Reproduce the data in its entirety, exactly as supplied.

- - - -

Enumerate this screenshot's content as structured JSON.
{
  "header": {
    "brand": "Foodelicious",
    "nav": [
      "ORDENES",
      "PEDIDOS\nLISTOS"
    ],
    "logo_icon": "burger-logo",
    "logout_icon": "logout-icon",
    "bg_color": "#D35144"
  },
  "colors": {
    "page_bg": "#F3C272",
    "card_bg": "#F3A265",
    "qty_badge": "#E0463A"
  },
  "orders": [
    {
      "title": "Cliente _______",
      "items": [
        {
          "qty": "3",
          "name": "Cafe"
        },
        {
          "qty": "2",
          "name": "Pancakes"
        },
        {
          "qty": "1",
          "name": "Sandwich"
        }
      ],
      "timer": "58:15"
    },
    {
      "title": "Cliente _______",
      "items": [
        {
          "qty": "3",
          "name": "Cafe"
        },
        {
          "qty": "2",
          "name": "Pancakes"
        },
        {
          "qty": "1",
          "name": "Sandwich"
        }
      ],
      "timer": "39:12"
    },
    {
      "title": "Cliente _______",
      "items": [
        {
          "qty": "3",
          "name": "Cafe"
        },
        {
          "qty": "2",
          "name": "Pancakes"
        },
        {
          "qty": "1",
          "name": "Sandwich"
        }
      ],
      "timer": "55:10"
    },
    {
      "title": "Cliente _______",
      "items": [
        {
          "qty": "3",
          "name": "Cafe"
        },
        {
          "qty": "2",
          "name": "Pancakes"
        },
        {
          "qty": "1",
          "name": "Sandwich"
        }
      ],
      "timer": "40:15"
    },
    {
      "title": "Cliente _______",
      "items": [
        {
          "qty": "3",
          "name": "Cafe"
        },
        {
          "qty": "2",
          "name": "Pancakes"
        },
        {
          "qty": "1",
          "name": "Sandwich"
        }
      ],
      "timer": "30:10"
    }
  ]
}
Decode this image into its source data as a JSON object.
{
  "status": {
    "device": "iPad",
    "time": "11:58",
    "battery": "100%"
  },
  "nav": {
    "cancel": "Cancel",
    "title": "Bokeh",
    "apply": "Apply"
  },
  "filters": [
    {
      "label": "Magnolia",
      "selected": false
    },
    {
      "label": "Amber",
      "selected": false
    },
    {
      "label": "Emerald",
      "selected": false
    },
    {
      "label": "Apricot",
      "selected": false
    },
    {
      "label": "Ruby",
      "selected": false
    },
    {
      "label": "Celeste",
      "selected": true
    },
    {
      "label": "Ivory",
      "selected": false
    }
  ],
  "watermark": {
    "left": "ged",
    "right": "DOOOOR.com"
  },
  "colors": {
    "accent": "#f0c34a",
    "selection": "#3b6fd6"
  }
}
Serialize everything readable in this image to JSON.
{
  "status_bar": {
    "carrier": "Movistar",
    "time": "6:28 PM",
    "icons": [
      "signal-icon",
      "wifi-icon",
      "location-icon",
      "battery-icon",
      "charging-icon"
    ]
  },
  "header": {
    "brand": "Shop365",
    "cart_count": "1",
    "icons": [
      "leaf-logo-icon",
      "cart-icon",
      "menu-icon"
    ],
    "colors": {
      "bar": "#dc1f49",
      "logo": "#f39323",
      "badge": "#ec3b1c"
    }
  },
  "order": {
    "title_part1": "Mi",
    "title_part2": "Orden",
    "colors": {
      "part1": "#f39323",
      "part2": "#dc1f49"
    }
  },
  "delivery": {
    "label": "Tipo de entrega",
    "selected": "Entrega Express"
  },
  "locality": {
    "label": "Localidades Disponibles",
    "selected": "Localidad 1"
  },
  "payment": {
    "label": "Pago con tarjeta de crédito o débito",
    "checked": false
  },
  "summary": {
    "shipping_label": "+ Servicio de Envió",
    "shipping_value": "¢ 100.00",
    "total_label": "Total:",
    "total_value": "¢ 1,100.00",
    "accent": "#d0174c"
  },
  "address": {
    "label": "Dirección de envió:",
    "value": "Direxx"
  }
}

- - - -

- [REPLY]
Enumerate this screenshot's content as structured JSON.
{
  "header": {
    "brand": "Foodelicious",
    "nav": [
      "ORDENES",
      "PEDIDOS\nLISTOS"
    ],
    "logo_icon": "burger-logo",
    "logout_icon": "logout-icon",
    "bg_color": "#D35144"
  },
  "colors": {
    "page_bg": "#F3C272",
    "card_bg": "#F3A265",
    "qty_badge": "#E0463A"
  },
  "orders": [
    {
      "title": "Cliente _______",
      "items": [
        {
          "qty": "3",
          "name": "Cafe"
        },
        {
          "qty": "2",
          "name": "Pancakes"
        },
        {
          "qty": "1",
          "name": "Sandwich"
        }
      ],
      "timer": "58:15"
    },
    {
      "title": "Cliente _______",
      "items": [
        {
          "qty": "3",
          "name": "Cafe"
        },
        {
          "qty": "2",
          "name": "Pancakes"
        },
        {
          "qty": "1",
          "name": "Sandwich"
        }
      ],
      "timer": "39:12"
    },
    {
      "title": "Cliente _______",
      "items": [
        {
          "qty": "3",
          "name": "Cafe"
        },
        {
          "qty": "2",
          "name": "Pancakes"
        },
        {
          "qty": "1",
          "name": "Sandwich"
        }
      ],
      "timer": "55:10"
    },
    {
      "title": "Cliente _______",
      "items": [
        {
          "qty": "3",
          "name": "Cafe"
        },
        {
          "qty": "2",
          "name": "Pancakes"
        },
        {
          "qty": "1",
          "name": "Sandwich"
        }
      ],
      "timer": "40:15"
    },
    {
      "title": "Cliente _______",
      "items": [
        {
          "qty": "3",
          "name": "Cafe"
        },
        {
          "qty": "2",
          "name": "Pancakes"
        },
        {
          "qty": "1",
          "name": "Sandwich"
        }
      ],
      "timer": "30:10"
    }
  ]
}
Decode this image into its source data as a JSON object.
{
  "status": {
    "device": "iPad",
    "time": "11:58",
    "battery": "100%"
  },
  "nav": {
    "cancel": "Cancel",
    "title": "Bokeh",
    "apply": "Apply"
  },
  "filters": [
    {
      "label": "Magnolia",
      "selected": false
    },
    {
      "label": "Amber",
      "selected": false
    },
    {
      "label": "Emerald",
      "selected": false
    },
    {
      "label": "Apricot",
      "selected": false
    },
    {
      "label": "Ruby",
      "selected": false
    },
    {
      "label": "Celeste",
      "selected": true
    },
    {
      "label": "Ivory",
      "selected": false
    }
  ],
  "watermark": {
    "left": "ged",
    "right": "DOOOOR.com"
  },
  "colors": {
    "accent": "#f0c34a",
    "selection": "#3b6fd6"
  }
}
Serialize everything readable in this image to JSON.
{
  "status_bar": {
    "carrier": "Movistar",
    "time": "6:28 PM",
    "icons": [
      "signal-icon",
      "wifi-icon",
      "location-icon",
      "battery-icon",
      "charging-icon"
    ]
  },
  "header": {
    "brand": "Shop365",
    "cart_count": "1",
    "icons": [
      "leaf-logo-icon",
      "cart-icon",
      "menu-icon"
    ],
    "colors": {
      "bar": "#dc1f49",
      "logo": "#f39323",
      "badge": "#ec3b1c"
    }
  },
  "order": {
    "title_part1": "Mi",
    "title_part2": "Orden",
    "colors": {
      "part1": "#f39323",
      "part2": "#dc1f49"
    }
  },
  "delivery": {
    "label": "Tipo de entrega",
    "selected": "Entrega Express"
  },
  "locality": {
    "label": "Localidades Disponibles",
    "selected": "Localidad 1"
  },
  "payment": {
    "label": "Pago con tarjeta de crédito o débito",
    "checked": false
  },
  "summary": {
    "shipping_label": "+ Servicio de Envió",
    "shipping_value": "¢ 100.00",
    "total_label": "Total:",
    "total_value": "¢ 1,100.00",
    "accent": "#d0174c"
  },
  "address": {
    "label": "Dirección de envió:",
    "value": "Direxx"
  }
}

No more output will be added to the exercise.